Repeat the data below exactly, dropping any pictures it holds.

§ Input rows
-- Start --

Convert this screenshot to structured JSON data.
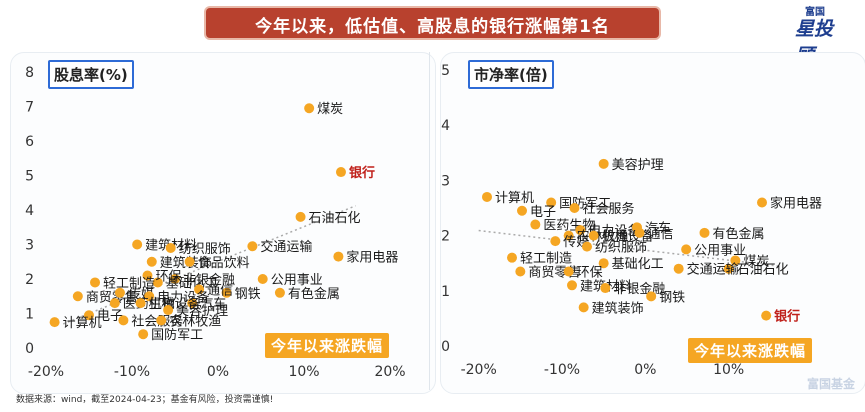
{
  "title": "今年以来，低估值、高股息的银行涨幅第1名",
  "logo": {
    "small": "富国",
    "big": "星投顾"
  },
  "footnote": "数据来源：wind，截至2024-04-23；基金有风险，投资需谨慎!",
  "watermark": "富国基金",
  "colors": {
    "title_bg": "#b8412e",
    "point": "#f5a623",
    "highlight_label": "#c0211b",
    "axis_label_box": "#2e6bd6",
    "trend": "#aaaaaa"
  },
  "chart_data": [
    {
      "type": "scatter",
      "ylabel": "股息率(%)",
      "legend": "今年以来涨跌幅",
      "xlim": [
        -0.2,
        0.2
      ],
      "ylim": [
        0,
        8
      ],
      "x_ticks": [
        "-20%",
        "-10%",
        "0%",
        "10%",
        "20%"
      ],
      "y_ticks": [
        "0",
        "1",
        "2",
        "3",
        "4",
        "5",
        "6",
        "7",
        "8"
      ],
      "highlight": "银行",
      "trendline": true,
      "points": [
        {
          "name": "煤炭",
          "x": 0.106,
          "y": 6.95
        },
        {
          "name": "银行",
          "x": 0.143,
          "y": 5.1
        },
        {
          "name": "石油石化",
          "x": 0.096,
          "y": 3.8
        },
        {
          "name": "家用电器",
          "x": 0.14,
          "y": 2.65
        },
        {
          "name": "公用事业",
          "x": 0.052,
          "y": 2.0
        },
        {
          "name": "有色金属",
          "x": 0.072,
          "y": 1.6
        },
        {
          "name": "交通运输",
          "x": 0.04,
          "y": 2.95
        },
        {
          "name": "钢铁",
          "x": 0.01,
          "y": 1.6
        },
        {
          "name": "建筑材料",
          "x": -0.094,
          "y": 3.0
        },
        {
          "name": "纺织服饰",
          "x": -0.055,
          "y": 2.9
        },
        {
          "name": "建筑装饰",
          "x": -0.077,
          "y": 2.5
        },
        {
          "name": "食品饮料",
          "x": -0.033,
          "y": 2.5
        },
        {
          "name": "非银金融",
          "x": -0.05,
          "y": 2.0
        },
        {
          "name": "基础化工",
          "x": -0.07,
          "y": 1.9
        },
        {
          "name": "通信",
          "x": -0.022,
          "y": 1.7
        },
        {
          "name": "环保",
          "x": -0.082,
          "y": 2.1
        },
        {
          "name": "轻工制造",
          "x": -0.143,
          "y": 1.9
        },
        {
          "name": "商贸零售",
          "x": -0.163,
          "y": 1.5
        },
        {
          "name": "传媒",
          "x": -0.114,
          "y": 1.6
        },
        {
          "name": "电力设备",
          "x": -0.08,
          "y": 1.5
        },
        {
          "name": "汽车",
          "x": -0.03,
          "y": 1.3
        },
        {
          "name": "医药生物",
          "x": -0.12,
          "y": 1.3
        },
        {
          "name": "机械设备",
          "x": -0.09,
          "y": 1.3
        },
        {
          "name": "美容护理",
          "x": -0.058,
          "y": 1.1
        },
        {
          "name": "电子",
          "x": -0.15,
          "y": 0.95
        },
        {
          "name": "计算机",
          "x": -0.19,
          "y": 0.75
        },
        {
          "name": "社会服务",
          "x": -0.11,
          "y": 0.8
        },
        {
          "name": "农林牧渔",
          "x": -0.066,
          "y": 0.8
        },
        {
          "name": "国防军工",
          "x": -0.087,
          "y": 0.4
        }
      ]
    },
    {
      "type": "scatter",
      "ylabel": "市净率(倍)",
      "legend": "今年以来涨跌幅",
      "xlim": [
        -0.22,
        0.2
      ],
      "ylim": [
        0,
        5
      ],
      "x_ticks": [
        "-20%",
        "-10%",
        "0%",
        "10%"
      ],
      "y_ticks": [
        "0",
        "1",
        "2",
        "3",
        "4",
        "5"
      ],
      "highlight": "银行",
      "trendline": true,
      "points": [
        {
          "name": "美容护理",
          "x": -0.05,
          "y": 3.3
        },
        {
          "name": "计算机",
          "x": -0.19,
          "y": 2.7
        },
        {
          "name": "国防军工",
          "x": -0.113,
          "y": 2.6
        },
        {
          "name": "社会服务",
          "x": -0.085,
          "y": 2.5
        },
        {
          "name": "电子",
          "x": -0.148,
          "y": 2.45
        },
        {
          "name": "医药生物",
          "x": -0.132,
          "y": 2.2
        },
        {
          "name": "电力设备",
          "x": -0.078,
          "y": 2.1
        },
        {
          "name": "汽车",
          "x": -0.01,
          "y": 2.15
        },
        {
          "name": "农林牧渔",
          "x": -0.092,
          "y": 2.0
        },
        {
          "name": "机械设备",
          "x": -0.062,
          "y": 2.0
        },
        {
          "name": "通信",
          "x": -0.007,
          "y": 2.05
        },
        {
          "name": "传媒",
          "x": -0.108,
          "y": 1.9
        },
        {
          "name": "纺织服饰",
          "x": -0.07,
          "y": 1.8
        },
        {
          "name": "家用电器",
          "x": 0.14,
          "y": 2.6
        },
        {
          "name": "有色金属",
          "x": 0.071,
          "y": 2.05
        },
        {
          "name": "公用事业",
          "x": 0.049,
          "y": 1.75
        },
        {
          "name": "煤炭",
          "x": 0.108,
          "y": 1.55
        },
        {
          "name": "石油石化",
          "x": 0.1,
          "y": 1.4
        },
        {
          "name": "轻工制造",
          "x": -0.16,
          "y": 1.6
        },
        {
          "name": "基础化工",
          "x": -0.05,
          "y": 1.5
        },
        {
          "name": "交通运输",
          "x": 0.04,
          "y": 1.4
        },
        {
          "name": "商贸零售",
          "x": -0.15,
          "y": 1.35
        },
        {
          "name": "环保",
          "x": -0.092,
          "y": 1.35
        },
        {
          "name": "建筑材料",
          "x": -0.088,
          "y": 1.1
        },
        {
          "name": "非银金融",
          "x": -0.048,
          "y": 1.05
        },
        {
          "name": "钢铁",
          "x": 0.007,
          "y": 0.9
        },
        {
          "name": "建筑装饰",
          "x": -0.074,
          "y": 0.7
        },
        {
          "name": "银行",
          "x": 0.145,
          "y": 0.55
        }
      ]
    }
  ]
}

-- End --

§ In response
Convert this screenshot to structured JSON data.
{
  "title": "今年以来，低估值、高股息的银行涨幅第1名",
  "logo": {
    "small": "富国",
    "big": "星投顾"
  },
  "footnote": "数据来源：wind，截至2024-04-23；基金有风险，投资需谨慎!",
  "watermark": "富国基金",
  "colors": {
    "title_bg": "#b8412e",
    "point": "#f5a623",
    "highlight_label": "#c0211b",
    "axis_label_box": "#2e6bd6",
    "trend": "#aaaaaa"
  },
  "chart_data": [
    {
      "type": "scatter",
      "ylabel": "股息率(%)",
      "legend": "今年以来涨跌幅",
      "xlim": [
        -0.2,
        0.2
      ],
      "ylim": [
        0,
        8
      ],
      "x_ticks": [
        "-20%",
        "-10%",
        "0%",
        "10%",
        "20%"
      ],
      "y_ticks": [
        "0",
        "1",
        "2",
        "3",
        "4",
        "5",
        "6",
        "7",
        "8"
      ],
      "highlight": "银行",
      "trendline": true,
      "points": [
        {
          "name": "煤炭",
          "x": 0.106,
          "y": 6.95
        },
        {
          "name": "银行",
          "x": 0.143,
          "y": 5.1
        },
        {
          "name": "石油石化",
          "x": 0.096,
          "y": 3.8
        },
        {
          "name": "家用电器",
          "x": 0.14,
          "y": 2.65
        },
        {
          "name": "公用事业",
          "x": 0.052,
          "y": 2.0
        },
        {
          "name": "有色金属",
          "x": 0.072,
          "y": 1.6
        },
        {
          "name": "交通运输",
          "x": 0.04,
          "y": 2.95
        },
        {
          "name": "钢铁",
          "x": 0.01,
          "y": 1.6
        },
        {
          "name": "建筑材料",
          "x": -0.094,
          "y": 3.0
        },
        {
          "name": "纺织服饰",
          "x": -0.055,
          "y": 2.9
        },
        {
          "name": "建筑装饰",
          "x": -0.077,
          "y": 2.5
        },
        {
          "name": "食品饮料",
          "x": -0.033,
          "y": 2.5
        },
        {
          "name": "非银金融",
          "x": -0.05,
          "y": 2.0
        },
        {
          "name": "基础化工",
          "x": -0.07,
          "y": 1.9
        },
        {
          "name": "通信",
          "x": -0.022,
          "y": 1.7
        },
        {
          "name": "环保",
          "x": -0.082,
          "y": 2.1
        },
        {
          "name": "轻工制造",
          "x": -0.143,
          "y": 1.9
        },
        {
          "name": "商贸零售",
          "x": -0.163,
          "y": 1.5
        },
        {
          "name": "传媒",
          "x": -0.114,
          "y": 1.6
        },
        {
          "name": "电力设备",
          "x": -0.08,
          "y": 1.5
        },
        {
          "name": "汽车",
          "x": -0.03,
          "y": 1.3
        },
        {
          "name": "医药生物",
          "x": -0.12,
          "y": 1.3
        },
        {
          "name": "机械设备",
          "x": -0.09,
          "y": 1.3
        },
        {
          "name": "美容护理",
          "x": -0.058,
          "y": 1.1
        },
        {
          "name": "电子",
          "x": -0.15,
          "y": 0.95
        },
        {
          "name": "计算机",
          "x": -0.19,
          "y": 0.75
        },
        {
          "name": "社会服务",
          "x": -0.11,
          "y": 0.8
        },
        {
          "name": "农林牧渔",
          "x": -0.066,
          "y": 0.8
        },
        {
          "name": "国防军工",
          "x": -0.087,
          "y": 0.4
        }
      ]
    },
    {
      "type": "scatter",
      "ylabel": "市净率(倍)",
      "legend": "今年以来涨跌幅",
      "xlim": [
        -0.22,
        0.2
      ],
      "ylim": [
        0,
        5
      ],
      "x_ticks": [
        "-20%",
        "-10%",
        "0%",
        "10%"
      ],
      "y_ticks": [
        "0",
        "1",
        "2",
        "3",
        "4",
        "5"
      ],
      "highlight": "银行",
      "trendline": true,
      "points": [
        {
          "name": "美容护理",
          "x": -0.05,
          "y": 3.3
        },
        {
          "name": "计算机",
          "x": -0.19,
          "y": 2.7
        },
        {
          "name": "国防军工",
          "x": -0.113,
          "y": 2.6
        },
        {
          "name": "社会服务",
          "x": -0.085,
          "y": 2.5
        },
        {
          "name": "电子",
          "x": -0.148,
          "y": 2.45
        },
        {
          "name": "医药生物",
          "x": -0.132,
          "y": 2.2
        },
        {
          "name": "电力设备",
          "x": -0.078,
          "y": 2.1
        },
        {
          "name": "汽车",
          "x": -0.01,
          "y": 2.15
        },
        {
          "name": "农林牧渔",
          "x": -0.092,
          "y": 2.0
        },
        {
          "name": "机械设备",
          "x": -0.062,
          "y": 2.0
        },
        {
          "name": "通信",
          "x": -0.007,
          "y": 2.05
        },
        {
          "name": "传媒",
          "x": -0.108,
          "y": 1.9
        },
        {
          "name": "纺织服饰",
          "x": -0.07,
          "y": 1.8
        },
        {
          "name": "家用电器",
          "x": 0.14,
          "y": 2.6
        },
        {
          "name": "有色金属",
          "x": 0.071,
          "y": 2.05
        },
        {
          "name": "公用事业",
          "x": 0.049,
          "y": 1.75
        },
        {
          "name": "煤炭",
          "x": 0.108,
          "y": 1.55
        },
        {
          "name": "石油石化",
          "x": 0.1,
          "y": 1.4
        },
        {
          "name": "轻工制造",
          "x": -0.16,
          "y": 1.6
        },
        {
          "name": "基础化工",
          "x": -0.05,
          "y": 1.5
        },
        {
          "name": "交通运输",
          "x": 0.04,
          "y": 1.4
        },
        {
          "name": "商贸零售",
          "x": -0.15,
          "y": 1.35
        },
        {
          "name": "环保",
          "x": -0.092,
          "y": 1.35
        },
        {
          "name": "建筑材料",
          "x": -0.088,
          "y": 1.1
        },
        {
          "name": "非银金融",
          "x": -0.048,
          "y": 1.05
        },
        {
          "name": "钢铁",
          "x": 0.007,
          "y": 0.9
        },
        {
          "name": "建筑装饰",
          "x": -0.074,
          "y": 0.7
        },
        {
          "name": "银行",
          "x": 0.145,
          "y": 0.55
        }
      ]
    }
  ]
}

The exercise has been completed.